## Given request
Repeat the material exactly as it appears.

---------- Given data ----------

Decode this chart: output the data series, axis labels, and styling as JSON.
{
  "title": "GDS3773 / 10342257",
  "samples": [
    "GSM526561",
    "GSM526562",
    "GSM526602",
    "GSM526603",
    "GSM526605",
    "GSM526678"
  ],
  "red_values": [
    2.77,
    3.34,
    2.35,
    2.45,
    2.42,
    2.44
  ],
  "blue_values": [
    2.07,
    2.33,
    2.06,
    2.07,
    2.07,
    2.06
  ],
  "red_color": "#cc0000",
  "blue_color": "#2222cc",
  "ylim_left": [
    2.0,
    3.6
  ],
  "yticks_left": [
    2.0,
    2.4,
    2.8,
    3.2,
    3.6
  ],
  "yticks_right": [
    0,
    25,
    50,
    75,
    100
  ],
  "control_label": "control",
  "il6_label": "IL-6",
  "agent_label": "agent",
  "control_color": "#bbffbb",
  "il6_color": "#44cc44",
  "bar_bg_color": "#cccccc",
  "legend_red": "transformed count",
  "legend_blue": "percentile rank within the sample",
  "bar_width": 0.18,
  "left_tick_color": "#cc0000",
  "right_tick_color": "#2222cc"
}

----------

## Worked solution
Decode this chart: output the data series, axis labels, and styling as JSON.
{
  "title": "GDS3773 / 10342257",
  "samples": [
    "GSM526561",
    "GSM526562",
    "GSM526602",
    "GSM526603",
    "GSM526605",
    "GSM526678"
  ],
  "red_values": [
    2.77,
    3.34,
    2.35,
    2.45,
    2.42,
    2.44
  ],
  "blue_values": [
    2.07,
    2.33,
    2.06,
    2.07,
    2.07,
    2.06
  ],
  "red_color": "#cc0000",
  "blue_color": "#2222cc",
  "ylim_left": [
    2.0,
    3.6
  ],
  "yticks_left": [
    2.0,
    2.4,
    2.8,
    3.2,
    3.6
  ],
  "yticks_right": [
    0,
    25,
    50,
    75,
    100
  ],
  "control_label": "control",
  "il6_label": "IL-6",
  "agent_label": "agent",
  "control_color": "#bbffbb",
  "il6_color": "#44cc44",
  "bar_bg_color": "#cccccc",
  "legend_red": "transformed count",
  "legend_blue": "percentile rank within the sample",
  "bar_width": 0.18,
  "left_tick_color": "#cc0000",
  "right_tick_color": "#2222cc"
}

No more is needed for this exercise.